Directions
Set down all of the data exactly as it appears.

Raw data
....................

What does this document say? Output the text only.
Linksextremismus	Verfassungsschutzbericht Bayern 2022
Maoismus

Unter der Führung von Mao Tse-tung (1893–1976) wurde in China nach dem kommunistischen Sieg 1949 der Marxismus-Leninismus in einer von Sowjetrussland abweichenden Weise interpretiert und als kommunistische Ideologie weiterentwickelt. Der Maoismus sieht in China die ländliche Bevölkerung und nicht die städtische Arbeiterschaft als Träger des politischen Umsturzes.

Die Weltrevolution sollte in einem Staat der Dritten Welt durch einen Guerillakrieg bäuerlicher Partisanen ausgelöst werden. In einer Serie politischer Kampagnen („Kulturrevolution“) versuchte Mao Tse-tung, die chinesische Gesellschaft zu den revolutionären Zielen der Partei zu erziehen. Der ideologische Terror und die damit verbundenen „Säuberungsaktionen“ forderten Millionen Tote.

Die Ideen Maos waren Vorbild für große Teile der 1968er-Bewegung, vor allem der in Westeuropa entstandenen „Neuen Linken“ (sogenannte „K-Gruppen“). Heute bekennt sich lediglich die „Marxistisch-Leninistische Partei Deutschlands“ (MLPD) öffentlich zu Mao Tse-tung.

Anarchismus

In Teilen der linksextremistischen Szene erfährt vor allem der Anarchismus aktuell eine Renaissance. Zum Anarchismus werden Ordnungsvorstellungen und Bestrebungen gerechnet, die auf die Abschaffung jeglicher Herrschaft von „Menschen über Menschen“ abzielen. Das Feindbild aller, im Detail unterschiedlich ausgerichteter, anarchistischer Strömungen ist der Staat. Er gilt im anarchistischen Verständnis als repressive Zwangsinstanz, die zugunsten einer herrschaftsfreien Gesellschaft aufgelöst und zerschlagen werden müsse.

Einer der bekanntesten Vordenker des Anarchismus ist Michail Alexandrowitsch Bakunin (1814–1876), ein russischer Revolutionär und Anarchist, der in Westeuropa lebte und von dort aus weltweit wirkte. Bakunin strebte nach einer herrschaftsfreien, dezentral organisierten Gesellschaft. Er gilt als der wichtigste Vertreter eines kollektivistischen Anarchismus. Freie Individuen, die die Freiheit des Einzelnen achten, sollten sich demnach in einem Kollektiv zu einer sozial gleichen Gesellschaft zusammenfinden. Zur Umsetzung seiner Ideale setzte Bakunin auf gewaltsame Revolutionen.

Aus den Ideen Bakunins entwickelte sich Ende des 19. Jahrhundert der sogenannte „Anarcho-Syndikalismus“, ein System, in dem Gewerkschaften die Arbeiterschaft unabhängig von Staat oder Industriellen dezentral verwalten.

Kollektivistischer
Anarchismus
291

....................

Answer to this task
What does this document say? Output the text only.
Linksextremismus	Verfassungsschutzbericht Bayern 2022
Maoismus

Unter der Führung von Mao Tse-tung (1893–1976) wurde in China nach dem kommunistischen Sieg 1949 der Marxismus-Leninismus in einer von Sowjetrussland abweichenden Weise interpretiert und als kommunistische Ideologie weiterentwickelt. Der Maoismus sieht in China die ländliche Bevölkerung und nicht die städtische Arbeiterschaft als Träger des politischen Umsturzes.

Die Weltrevolution sollte in einem Staat der Dritten Welt durch einen Guerillakrieg bäuerlicher Partisanen ausgelöst werden. In einer Serie politischer Kampagnen („Kulturrevolution“) versuchte Mao Tse-tung, die chinesische Gesellschaft zu den revolutionären Zielen der Partei zu erziehen. Der ideologische Terror und die damit verbundenen „Säuberungsaktionen“ forderten Millionen Tote.

Die Ideen Maos waren Vorbild für große Teile der 1968er-Bewegung, vor allem der in Westeuropa entstandenen „Neuen Linken“ (sogenannte „K-Gruppen“). Heute bekennt sich lediglich die „Marxistisch-Leninistische Partei Deutschlands“ (MLPD) öffentlich zu Mao Tse-tung.

Anarchismus

In Teilen der linksextremistischen Szene erfährt vor allem der Anarchismus aktuell eine Renaissance. Zum Anarchismus werden Ordnungsvorstellungen und Bestrebungen gerechnet, die auf die Abschaffung jeglicher Herrschaft von „Menschen über Menschen“ abzielen. Das Feindbild aller, im Detail unterschiedlich ausgerichteter, anarchistischer Strömungen ist der Staat. Er gilt im anarchistischen Verständnis als repressive Zwangsinstanz, die zugunsten einer herrschaftsfreien Gesellschaft aufgelöst und zerschlagen werden müsse.

Einer der bekanntesten Vordenker des Anarchismus ist Michail Alexandrowitsch Bakunin (1814–1876), ein russischer Revolutionär und Anarchist, der in Westeuropa lebte und von dort aus weltweit wirkte. Bakunin strebte nach einer herrschaftsfreien, dezentral organisierten Gesellschaft. Er gilt als der wichtigste Vertreter eines kollektivistischen Anarchismus. Freie Individuen, die die Freiheit des Einzelnen achten, sollten sich demnach in einem Kollektiv zu einer sozial gleichen Gesellschaft zusammenfinden. Zur Umsetzung seiner Ideale setzte Bakunin auf gewaltsame Revolutionen.

Aus den Ideen Bakunins entwickelte sich Ende des 19. Jahrhundert der sogenannte „Anarcho-Syndikalismus“, ein System, in dem Gewerkschaften die Arbeiterschaft unabhängig von Staat oder Industriellen dezentral verwalten.

Kollektivistischer
Anarchismus
291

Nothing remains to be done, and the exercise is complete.